** start of Records provided **
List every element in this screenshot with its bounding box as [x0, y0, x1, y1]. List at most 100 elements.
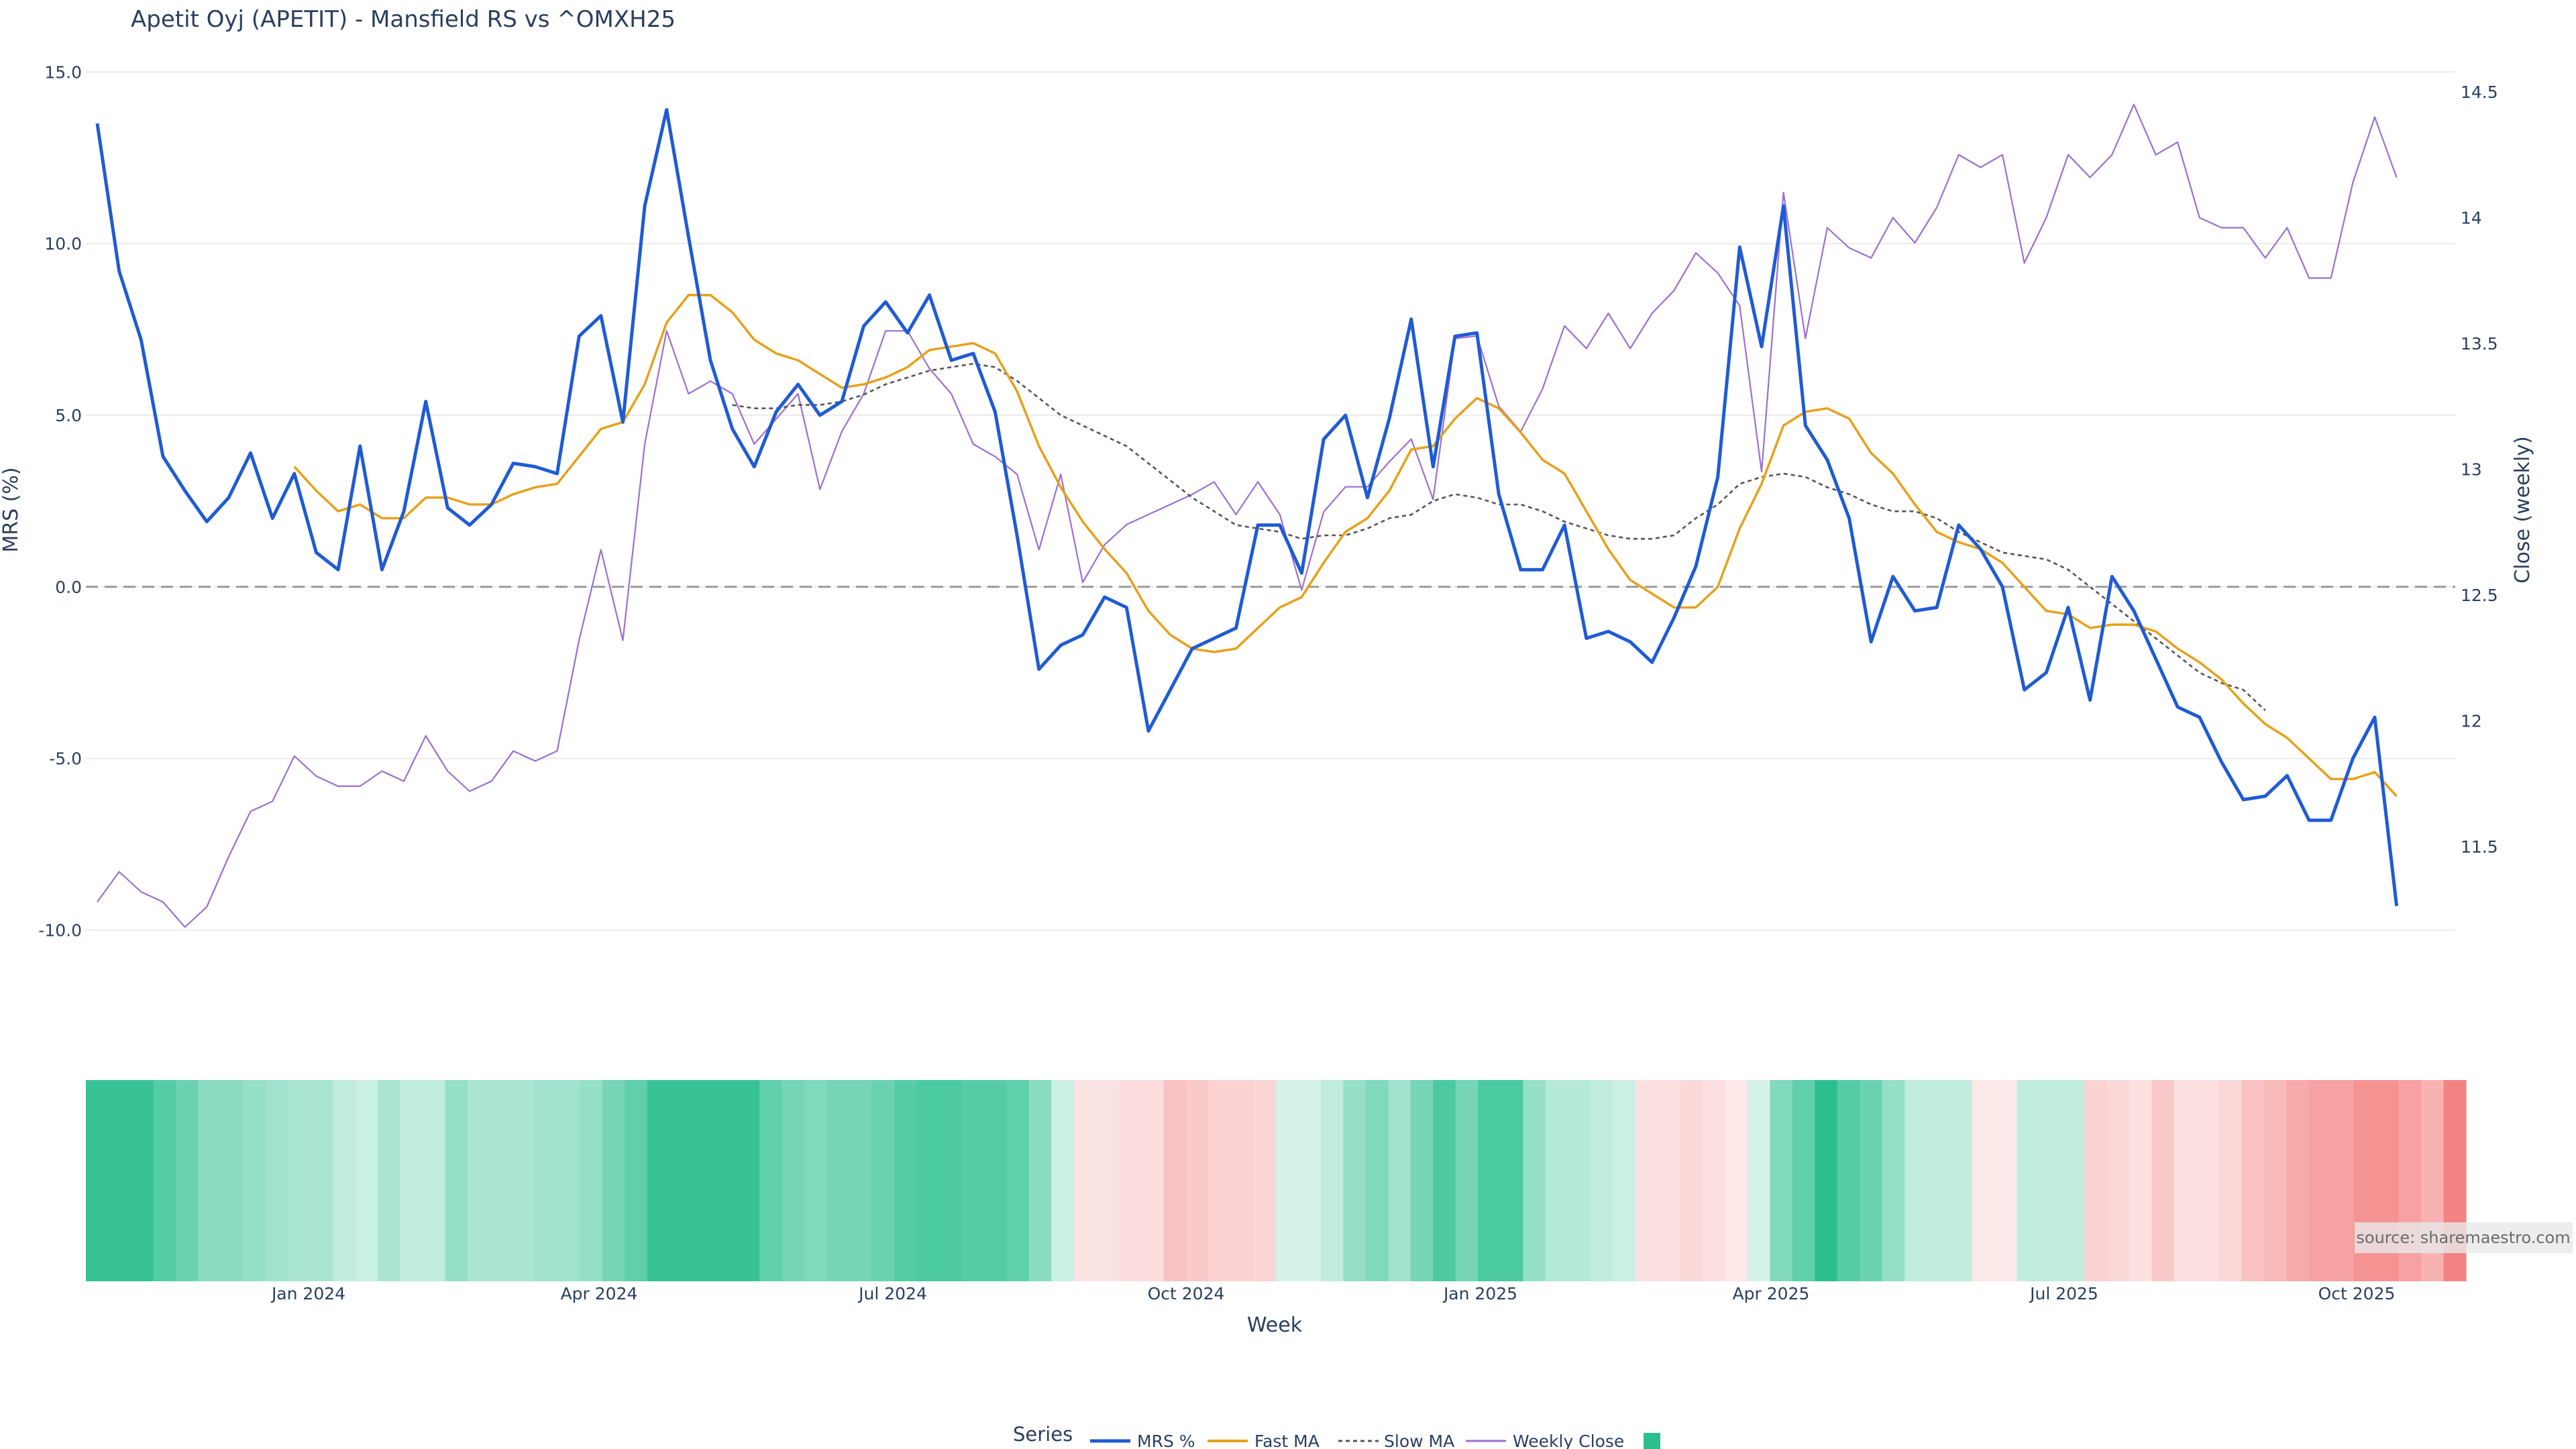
heat-cell	[265, 1080, 288, 1281]
y2-tick-label: 13	[2461, 460, 2482, 480]
legend-label-fast-ma: Fast MA	[1254, 1432, 1320, 1449]
heat-cell	[2286, 1080, 2310, 1281]
legend-label-mrs: MRS %	[1137, 1432, 1195, 1449]
heat-cell	[1949, 1080, 1973, 1281]
heat-cell	[1073, 1080, 1097, 1281]
x-tick-label: Apr 2025	[1733, 1284, 1810, 1303]
heat-cell	[961, 1080, 985, 1281]
heat-cell	[1680, 1080, 1703, 1281]
heat-cell	[2331, 1080, 2355, 1281]
legend-label-slow-ma: Slow MA	[1384, 1432, 1454, 1449]
heat-cell	[2263, 1080, 2287, 1281]
heat-cell	[1006, 1080, 1030, 1281]
y-tick-label: 10.0	[44, 234, 82, 254]
y2-tick-label: 12.5	[2461, 586, 2498, 605]
heat-cell	[198, 1080, 221, 1281]
heat-cell	[625, 1080, 648, 1281]
heat-cell	[490, 1080, 513, 1281]
heat-cell	[288, 1080, 311, 1281]
legend-item-heat-strip[interactable]	[1644, 1433, 1660, 1449]
y2-tick-label: 13.5	[2461, 334, 2498, 354]
heat-cell	[243, 1080, 266, 1281]
source-note: source: sharemaestro.com	[2355, 1222, 2573, 1253]
source-text: source: sharemaestro.com	[2356, 1228, 2570, 1247]
heat-cell	[1410, 1080, 1434, 1281]
y2-tick-label: 14	[2461, 209, 2482, 228]
heat-cell	[1568, 1080, 1591, 1281]
heat-cell	[1972, 1080, 1995, 1281]
chart-title: Apetit Oyj (APETIT) - Mansfield RS vs ^O…	[131, 6, 676, 33]
heat-cell	[1478, 1080, 1501, 1281]
heat-cell	[445, 1080, 468, 1281]
legend-item-mrs[interactable]: MRS %	[1090, 1432, 1195, 1449]
y-tick-label: 5.0	[55, 406, 82, 425]
y-tick-label: -10.0	[38, 920, 82, 940]
legend-item-slow-ma[interactable]: Slow MA	[1338, 1432, 1454, 1449]
heat-cell	[333, 1080, 356, 1281]
y-tick-label: 15.0	[44, 62, 82, 82]
heat-cell	[1904, 1080, 1928, 1281]
heat-cell	[2308, 1080, 2332, 1281]
heat-cell	[423, 1080, 446, 1281]
y-tick-label: -5.0	[49, 749, 82, 769]
heat-cell	[1118, 1080, 1142, 1281]
heat-cell	[1186, 1080, 1210, 1281]
heat-cell	[1770, 1080, 1793, 1281]
heat-cell	[1792, 1080, 1815, 1281]
heat-cell	[175, 1080, 199, 1281]
heat-cell	[2039, 1080, 2063, 1281]
heat-cell	[512, 1080, 536, 1281]
legend: Series MRS % Fast MA Slow MA Weekly Clos…	[1013, 1423, 1660, 1449]
heat-cell	[1860, 1080, 1883, 1281]
heat-cell	[468, 1080, 491, 1281]
heat-cell	[2106, 1080, 2130, 1281]
legend-item-weekly-close[interactable]: Weekly Close	[1466, 1432, 1624, 1449]
heat-cell	[1343, 1080, 1366, 1281]
heat-cell	[1747, 1080, 1770, 1281]
x-tick-label: Jul 2025	[2029, 1284, 2098, 1303]
heat-cell	[2218, 1080, 2242, 1281]
y-axis-label: MRS (%)	[0, 467, 23, 552]
legend-item-fast-ma[interactable]: Fast MA	[1208, 1432, 1320, 1449]
heat-cell	[2129, 1080, 2152, 1281]
legend-title: Series	[1013, 1423, 1073, 1446]
heat-cell	[871, 1080, 895, 1281]
heat-cell	[804, 1080, 828, 1281]
heat-cell	[647, 1080, 670, 1281]
x-tick-label: Jan 2025	[1442, 1284, 1517, 1303]
legend-swatch-heat-strip	[1644, 1433, 1660, 1449]
x-tick-label: Oct 2024	[1148, 1284, 1225, 1303]
x-tick-label: Oct 2025	[2318, 1284, 2396, 1303]
heat-cell	[2151, 1080, 2175, 1281]
heat-cell	[669, 1080, 693, 1281]
heat-cell	[737, 1080, 760, 1281]
heat-cell	[1455, 1080, 1479, 1281]
y2-tick-label: 12	[2461, 712, 2482, 731]
heat-cell	[1590, 1080, 1613, 1281]
heat-cell	[1613, 1080, 1636, 1281]
heat-cell	[602, 1080, 625, 1281]
heat-cell	[1388, 1080, 1411, 1281]
heat-cell	[557, 1080, 580, 1281]
heat-cell	[1927, 1080, 1950, 1281]
heat-cell	[220, 1080, 244, 1281]
heat-cell	[849, 1080, 873, 1281]
heat-cell	[2084, 1080, 2108, 1281]
series-line-weekly-close	[97, 103, 2398, 928]
heat-cell	[1051, 1080, 1075, 1281]
heat-cell	[1815, 1080, 1838, 1281]
heat-cell	[759, 1080, 783, 1281]
heat-cell	[2196, 1080, 2220, 1281]
heat-cell	[1028, 1080, 1052, 1281]
heat-cell	[378, 1080, 401, 1281]
heat-cell	[1500, 1080, 1523, 1281]
heat-cell	[2174, 1080, 2197, 1281]
series-lines	[95, 103, 2399, 928]
heat-cell	[983, 1080, 1007, 1281]
series-line-mrs	[95, 108, 2399, 906]
heat-cell	[1837, 1080, 1860, 1281]
heat-cell	[1320, 1080, 1344, 1281]
heat-cell	[2241, 1080, 2265, 1281]
heat-cell	[894, 1080, 918, 1281]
** end of Records provided **
■ Task brief
Put each line of the data above into a JSON list of strings, one string per line, leaving out blank lines and the picture.

■ Answer in full
[
  "List every element in this screenshot with its bounding box as [x0, y0, x1, y1]. List at most 100 elements.",
  "heat-cell\t[265, 1080, 288, 1281]",
  "y2-tick-label: 13\t[2461, 460, 2482, 480]",
  "legend-label-fast-ma: Fast MA\t[1254, 1432, 1320, 1449]",
  "heat-cell\t[2286, 1080, 2310, 1281]",
  "legend-label-mrs: MRS %\t[1137, 1432, 1195, 1449]",
  "heat-cell\t[1949, 1080, 1973, 1281]",
  "heat-cell\t[1073, 1080, 1097, 1281]",
  "x-tick-label: Apr 2025\t[1733, 1284, 1810, 1303]",
  "heat-cell\t[961, 1080, 985, 1281]",
  "heat-cell\t[1680, 1080, 1703, 1281]",
  "heat-cell\t[2331, 1080, 2355, 1281]",
  "legend-label-slow-ma: Slow MA\t[1384, 1432, 1454, 1449]",
  "heat-cell\t[2263, 1080, 2287, 1281]",
  "heat-cell\t[1006, 1080, 1030, 1281]",
  "y-tick-label: 10.0\t[44, 234, 82, 254]",
  "y2-tick-label: 12.5\t[2461, 586, 2498, 605]",
  "heat-cell\t[198, 1080, 221, 1281]",
  "heat-cell\t[625, 1080, 648, 1281]",
  "heat-cell\t[490, 1080, 513, 1281]",
  "heat-cell\t[288, 1080, 311, 1281]",
  "legend-item-heat-strip[interactable]\t[1644, 1433, 1660, 1449]",
  "y2-tick-label: 13.5\t[2461, 334, 2498, 354]",
  "heat-cell\t[243, 1080, 266, 1281]",
  "source-note: source: sharemaestro.com\t[2355, 1222, 2573, 1253]",
  "source-text: source: sharemaestro.com\t[2356, 1228, 2570, 1247]",
  "heat-cell\t[1410, 1080, 1434, 1281]",
  "y2-tick-label: 14\t[2461, 209, 2482, 228]",
  "heat-cell\t[1568, 1080, 1591, 1281]",
  "heat-cell\t[1972, 1080, 1995, 1281]",
  "chart-title: Apetit Oyj (APETIT) - Mansfield RS vs ^O…\t[131, 6, 676, 33]",
  "heat-cell\t[1478, 1080, 1501, 1281]",
  "heat-cell\t[445, 1080, 468, 1281]",
  "legend-item-mrs[interactable]: MRS %\t[1090, 1432, 1195, 1449]",
  "y-tick-label: 5.0\t[55, 406, 82, 425]",
  "y-tick-label: -10.0\t[38, 920, 82, 940]",
  "legend-item-slow-ma[interactable]: Slow MA\t[1338, 1432, 1454, 1449]",
  "heat-cell\t[333, 1080, 356, 1281]",
  "y-tick-label: 15.0\t[44, 62, 82, 82]",
  "heat-cell\t[1904, 1080, 1928, 1281]",
  "heat-cell\t[2308, 1080, 2332, 1281]",
  "heat-cell\t[423, 1080, 446, 1281]",
  "y-tick-label: -5.0\t[49, 749, 82, 769]",
  "heat-cell\t[1118, 1080, 1142, 1281]",
  "heat-cell\t[1186, 1080, 1210, 1281]",
  "heat-cell\t[1770, 1080, 1793, 1281]",
  "heat-cell\t[1792, 1080, 1815, 1281]",
  "heat-cell\t[175, 1080, 199, 1281]",
  "heat-cell\t[2039, 1080, 2063, 1281]",
  "heat-cell\t[512, 1080, 536, 1281]",
  "legend: Series MRS % Fast MA Slow MA Weekly Clos…\t[1013, 1423, 1660, 1449]",
  "heat-cell\t[1860, 1080, 1883, 1281]",
  "heat-cell\t[468, 1080, 491, 1281]",
  "heat-cell\t[2106, 1080, 2130, 1281]",
  "legend-item-weekly-close[interactable]: Weekly Close\t[1466, 1432, 1624, 1449]",
  "heat-cell\t[1343, 1080, 1366, 1281]",
  "heat-cell\t[1747, 1080, 1770, 1281]",
  "x-tick-label: Jul 2025\t[2029, 1284, 2098, 1303]",
  "heat-cell\t[2218, 1080, 2242, 1281]",
  "y-axis-label: MRS (%)\t[0, 467, 23, 552]",
  "legend-item-fast-ma[interactable]: Fast MA\t[1208, 1432, 1320, 1449]",
  "heat-cell\t[2129, 1080, 2152, 1281]",
  "legend-title: Series\t[1013, 1423, 1073, 1446]",
  "heat-cell\t[871, 1080, 895, 1281]",
  "heat-cell\t[804, 1080, 828, 1281]",
  "heat-cell\t[647, 1080, 670, 1281]",
  "x-tick-label: Jan 2025\t[1442, 1284, 1517, 1303]",
  "legend-swatch-heat-strip\t[1644, 1433, 1660, 1449]",
  "x-tick-label: Oct 2024\t[1148, 1284, 1225, 1303]",
  "x-tick-label: Oct 2025\t[2318, 1284, 2396, 1303]",
  "heat-cell\t[2151, 1080, 2175, 1281]",
  "heat-cell\t[669, 1080, 693, 1281]",
  "heat-cell\t[737, 1080, 760, 1281]",
  "heat-cell\t[1455, 1080, 1479, 1281]",
  "y2-tick-label: 12\t[2461, 712, 2482, 731]",
  "heat-cell\t[1590, 1080, 1613, 1281]",
  "heat-cell\t[1613, 1080, 1636, 1281]",
  "heat-cell\t[602, 1080, 625, 1281]",
  "heat-cell\t[1388, 1080, 1411, 1281]",
  "heat-cell\t[557, 1080, 580, 1281]",
  "heat-cell\t[1927, 1080, 1950, 1281]",
  "heat-cell\t[220, 1080, 244, 1281]",
  "heat-cell\t[849, 1080, 873, 1281]",
  "heat-cell\t[2084, 1080, 2108, 1281]",
  "series-line-weekly-close\t[97, 103, 2398, 928]",
  "heat-cell\t[1051, 1080, 1075, 1281]",
  "heat-cell\t[1815, 1080, 1838, 1281]",
  "heat-cell\t[759, 1080, 783, 1281]",
  "heat-cell\t[2196, 1080, 2220, 1281]",
  "heat-cell\t[1028, 1080, 1052, 1281]",
  "heat-cell\t[378, 1080, 401, 1281]",
  "heat-cell\t[1500, 1080, 1523, 1281]",
  "heat-cell\t[2174, 1080, 2197, 1281]",
  "series-lines\t[95, 103, 2399, 928]",
  "heat-cell\t[983, 1080, 1007, 1281]",
  "series-line-mrs\t[95, 108, 2399, 906]",
  "heat-cell\t[1837, 1080, 1860, 1281]",
  "heat-cell\t[1320, 1080, 1344, 1281]",
  "heat-cell\t[2241, 1080, 2265, 1281]",
  "heat-cell\t[894, 1080, 918, 1281]"
]